1〉 世論の抵抗がより強いこれら(原発再稼働、集団的自衛権関連法案など)の議論に入る前に選挙をすませ、
2〉新たな4年の任期で「何でもできる」フリーハンドを確保しておきたい――。
 
と言うのは、言いかえれば「政権及び政治の安定を狙った」と言うことでもあるが、それは「悪い事」なのかね。
 
 少なくとも「無条件に非難される」可き事ではあるまい。
 
 無論、「安倍政権批判は社是」とするような新聞社ならば、正しく「無条件に非難される可き事」であろうが。
 
 第一、上記1〉「世論の抵抗がより強いこれら(原発再稼働、集団的自衛権関連法案など)の議論は、まだ2年余りを残している安倍首相の任期中に十分決着出来そうである。それを「議論に入る前に」敢えて解散総選挙したという事は、「世論の抵抗がより強いこれら(原発再稼働、集団的自衛権関連法案など)の議論」を含めて「民意を問うた」事でもあろうたとえ、「世論の抵抗がより強いこれら(原発再稼働、集団的自衛権関連法案など)の議論」を「今回選挙の争点」としなかったとしても、だ。安倍政権・安倍首相は「世論の抵抗がより強いこれら(原発再稼働、集団的自衛権関連法案など)の議論」に対する方針を、既に明らかにしているのだから(*2)。

--------------------

• 課題の指示:
- 1) 次の (a)、(b)、(c) が本文抜粋の内容と合っているか、それぞれ「はい」か「いいえ」で答え、判断の決め手となる本文の語句をそのまま引用してください。(a) 安倍首相の任期は、まだ2年余り残っているとされている。(b) 選挙で確保したい新たな任期は6年とされている。(c) 安倍政権は、原発再稼働などに対する方針をまだ示していないとされている。
- 2) 本文抜粋で、世論の抵抗がより強い議論の例として括弧内に挙げられているものは何ですか。
保存データの行は、本文抜粋とは関係がありません。

--------------------

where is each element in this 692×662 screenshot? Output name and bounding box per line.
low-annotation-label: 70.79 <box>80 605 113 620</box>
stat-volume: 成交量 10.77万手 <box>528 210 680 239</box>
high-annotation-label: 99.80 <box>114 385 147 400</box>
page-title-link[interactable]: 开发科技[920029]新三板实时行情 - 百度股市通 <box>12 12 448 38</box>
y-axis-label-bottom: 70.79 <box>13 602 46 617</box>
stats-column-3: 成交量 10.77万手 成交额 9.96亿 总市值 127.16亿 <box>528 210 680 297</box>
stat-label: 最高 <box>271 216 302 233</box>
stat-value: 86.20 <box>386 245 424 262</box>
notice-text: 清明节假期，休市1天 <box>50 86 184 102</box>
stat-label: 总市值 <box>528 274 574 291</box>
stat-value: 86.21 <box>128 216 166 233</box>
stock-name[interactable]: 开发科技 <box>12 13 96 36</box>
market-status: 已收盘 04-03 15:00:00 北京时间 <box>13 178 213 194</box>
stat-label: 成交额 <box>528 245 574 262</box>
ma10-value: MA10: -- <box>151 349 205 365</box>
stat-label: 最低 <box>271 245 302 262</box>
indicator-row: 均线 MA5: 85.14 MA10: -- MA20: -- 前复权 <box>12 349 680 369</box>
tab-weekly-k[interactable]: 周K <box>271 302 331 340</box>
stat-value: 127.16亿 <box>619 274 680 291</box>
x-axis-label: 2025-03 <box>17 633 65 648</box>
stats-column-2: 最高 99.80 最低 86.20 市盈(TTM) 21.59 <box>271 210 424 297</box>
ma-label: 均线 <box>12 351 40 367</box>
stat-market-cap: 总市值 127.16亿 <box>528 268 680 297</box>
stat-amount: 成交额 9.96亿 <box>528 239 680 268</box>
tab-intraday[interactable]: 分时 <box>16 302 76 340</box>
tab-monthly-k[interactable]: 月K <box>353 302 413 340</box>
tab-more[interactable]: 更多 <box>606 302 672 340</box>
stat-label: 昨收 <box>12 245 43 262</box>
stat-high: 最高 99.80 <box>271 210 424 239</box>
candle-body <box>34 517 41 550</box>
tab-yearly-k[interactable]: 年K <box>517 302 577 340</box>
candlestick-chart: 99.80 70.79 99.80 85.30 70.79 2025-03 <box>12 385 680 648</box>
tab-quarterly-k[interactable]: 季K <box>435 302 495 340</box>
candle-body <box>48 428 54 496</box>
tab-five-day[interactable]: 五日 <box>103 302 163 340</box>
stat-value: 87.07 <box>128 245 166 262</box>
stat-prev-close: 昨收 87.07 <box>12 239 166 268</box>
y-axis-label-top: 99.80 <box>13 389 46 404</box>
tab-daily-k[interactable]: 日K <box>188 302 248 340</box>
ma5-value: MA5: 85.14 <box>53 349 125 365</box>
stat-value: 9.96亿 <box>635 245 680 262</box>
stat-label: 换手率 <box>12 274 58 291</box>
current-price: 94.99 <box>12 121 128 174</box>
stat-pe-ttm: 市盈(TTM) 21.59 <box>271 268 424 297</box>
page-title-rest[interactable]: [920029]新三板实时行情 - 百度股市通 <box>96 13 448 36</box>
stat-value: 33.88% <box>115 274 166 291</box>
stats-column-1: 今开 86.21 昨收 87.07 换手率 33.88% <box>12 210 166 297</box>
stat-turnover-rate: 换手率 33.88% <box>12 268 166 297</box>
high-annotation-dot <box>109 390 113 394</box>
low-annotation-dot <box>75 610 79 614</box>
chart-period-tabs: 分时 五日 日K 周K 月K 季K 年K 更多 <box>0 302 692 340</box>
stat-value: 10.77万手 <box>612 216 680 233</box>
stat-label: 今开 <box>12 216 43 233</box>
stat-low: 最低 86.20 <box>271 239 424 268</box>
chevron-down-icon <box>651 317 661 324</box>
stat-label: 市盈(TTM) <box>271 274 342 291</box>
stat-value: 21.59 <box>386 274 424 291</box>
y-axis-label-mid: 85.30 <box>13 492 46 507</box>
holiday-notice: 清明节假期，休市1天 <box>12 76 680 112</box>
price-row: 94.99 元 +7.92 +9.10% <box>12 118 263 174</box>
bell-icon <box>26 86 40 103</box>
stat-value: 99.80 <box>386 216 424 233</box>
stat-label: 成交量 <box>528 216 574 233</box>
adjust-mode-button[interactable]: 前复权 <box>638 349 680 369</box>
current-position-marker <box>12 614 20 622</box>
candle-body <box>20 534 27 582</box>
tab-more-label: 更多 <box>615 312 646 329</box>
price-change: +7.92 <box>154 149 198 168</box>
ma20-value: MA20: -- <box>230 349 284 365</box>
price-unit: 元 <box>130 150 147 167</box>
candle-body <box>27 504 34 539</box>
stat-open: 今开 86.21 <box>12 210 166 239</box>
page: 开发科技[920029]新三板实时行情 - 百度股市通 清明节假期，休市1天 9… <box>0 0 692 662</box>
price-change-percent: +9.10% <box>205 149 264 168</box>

--------------------

• 課題ごとの解答:
- 1)
(a) はい。「まだ2年余りを残している安倍首相の任期中」
(b) いいえ。「新たな4年の任期」
(c) いいえ。「既に明らかにしているのだから」

- 2) 原発再稼働と集団的自衛権関連法案です。